### WHAT YOU SHOULD DO
Records follow. Pull out every line that contains "this".

# # # #

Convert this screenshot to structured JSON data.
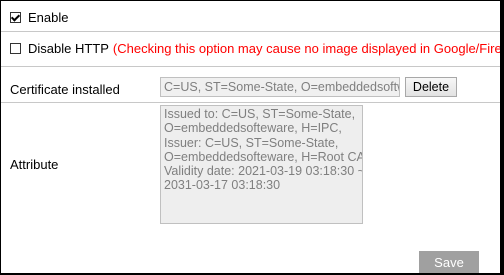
{
  "enable": {
    "label": "Enable",
    "checked": true
  },
  "disable_http": {
    "label": "Disable HTTP",
    "warning": "(Checking this option may cause no image displayed in Google/Firefox!)",
    "checked": false,
    "warning_color": "#ff0000"
  },
  "certificate": {
    "label": "Certificate installed",
    "value": "C=US, ST=Some-State, O=embeddedsoftware, H=IPC",
    "delete_label": "Delete"
  },
  "attribute": {
    "label": "Attribute",
    "lines": [
      "Issued to: C=US, ST=Some-State,",
      "O=embeddedsofteware, H=IPC,",
      "Issuer: C=US, ST=Some-State,",
      "O=embeddedsofteware, H=Root CA,",
      "Validity date: 2021-03-19 03:18:30 ~",
      "2031-03-17 03:18:30"
    ]
  },
  "save_label": "Save",
  "colors": {
    "save_button_bg": "#a0a0a0",
    "readonly_field_bg": "#eeeeee",
    "readonly_text": "#7f7f7f"
  }
}
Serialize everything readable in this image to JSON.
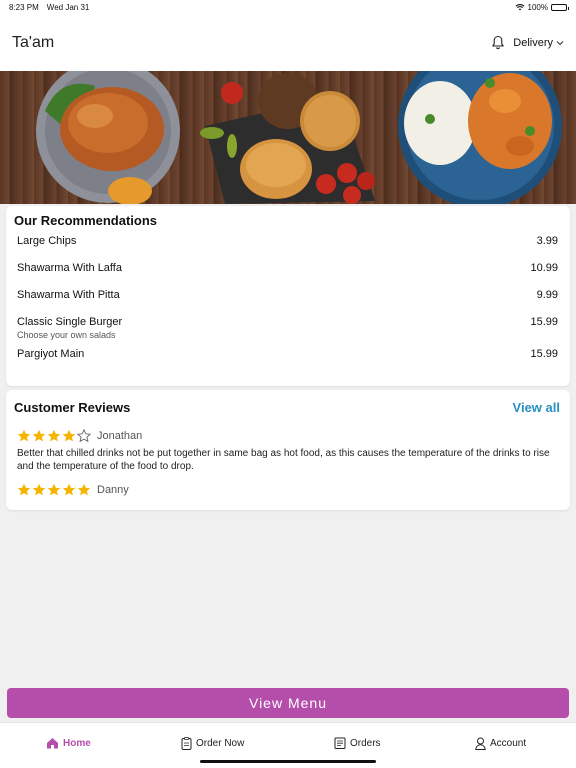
{
  "status": {
    "time": "8:23 PM",
    "date": "Wed Jan 31",
    "battery": "100%",
    "battery_level": 1.0
  },
  "header": {
    "title": "Ta'am",
    "mode": "Delivery"
  },
  "recommendations": {
    "title": "Our Recommendations",
    "items": [
      {
        "name": "Large Chips",
        "price": "3.99"
      },
      {
        "name": "Shawarma With Laffa",
        "price": "10.99"
      },
      {
        "name": "Shawarma With Pitta",
        "price": "9.99"
      },
      {
        "name": "Classic Single Burger",
        "subtitle": "Choose your own salads",
        "price": "15.99"
      },
      {
        "name": "Pargiyot Main",
        "price": "15.99"
      }
    ]
  },
  "reviews": {
    "title": "Customer Reviews",
    "view_all": "View all",
    "items": [
      {
        "author": "Jonathan",
        "rating": 4,
        "text": "Better that chilled drinks not be put together in same bag as hot food, as this causes the temperature of the drinks to rise and the temperature of the food to drop."
      },
      {
        "author": "Danny",
        "rating": 5,
        "text": ""
      }
    ]
  },
  "view_menu": "View Menu",
  "tabs": {
    "home": "Home",
    "order_now": "Order Now",
    "orders": "Orders",
    "account": "Account"
  },
  "colors": {
    "accent": "#b54eab",
    "link": "#2a8fbf",
    "star": "#f5b400"
  }
}
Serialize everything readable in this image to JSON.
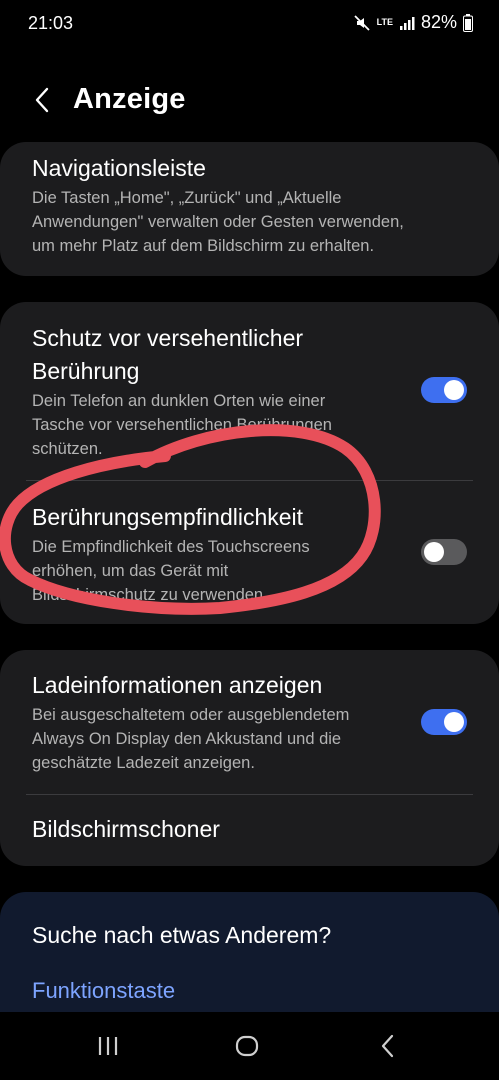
{
  "status_bar": {
    "time": "21:03",
    "network": "LTE",
    "battery": "82%",
    "icons": [
      "mute-icon",
      "lte-icon",
      "signal-icon",
      "battery-icon"
    ]
  },
  "header": {
    "title": "Anzeige"
  },
  "settings": {
    "navigation": {
      "title": "Navigationsleiste",
      "desc_line1": "Die Tasten „Home\", „Zurück\" und „Aktuelle",
      "desc_line2": "Anwendungen\" verwalten oder Gesten verwenden,",
      "desc_line3": "um mehr Platz auf dem Bildschirm zu erhalten."
    },
    "accidental_touch": {
      "title_line1": "Schutz vor versehentlicher",
      "title_line2": "Berührung",
      "desc_line1": "Dein Telefon an dunklen Orten wie einer",
      "desc_line2": "Tasche vor versehentlichen Berührungen",
      "desc_line3": "schützen.",
      "enabled": true
    },
    "touch_sensitivity": {
      "title": "Berührungsempfindlichkeit",
      "desc_line1": "Die Empfindlichkeit des Touchscreens",
      "desc_line2": "erhöhen, um das Gerät mit",
      "desc_line3": "Bildschirmschutz zu verwenden.",
      "enabled": false
    },
    "charging_info": {
      "title": "Ladeinformationen anzeigen",
      "desc_line1": "Bei ausgeschaltetem oder ausgeblendetem",
      "desc_line2": "Always On Display den Akkustand und die",
      "desc_line3": "geschätzte Ladezeit anzeigen.",
      "enabled": true
    },
    "screensaver": {
      "title": "Bildschirmschoner"
    }
  },
  "suggestions": {
    "title": "Suche nach etwas Anderem?",
    "link": "Funktionstaste"
  },
  "colors": {
    "accent": "#3e6ff0",
    "annotation": "#e8505a",
    "card": "#1c1c1e",
    "link": "#7da4ff"
  },
  "nav_bar": {
    "buttons": [
      "recents-icon",
      "home-icon",
      "back-icon"
    ]
  }
}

# # # #

### TASK RESULT
Convert this screenshot to structured JSON data.
    "warning": "(Checking this option may cause no image displayed in Google/Firefox!)",
Serialize everything readable in this image to JSON.
        "text": "Better that chilled drinks not be put together in same bag as hot food, as this causes the temperature of the drinks to rise and the temperature of the food to drop."
Serialize everything readable in this image to JSON.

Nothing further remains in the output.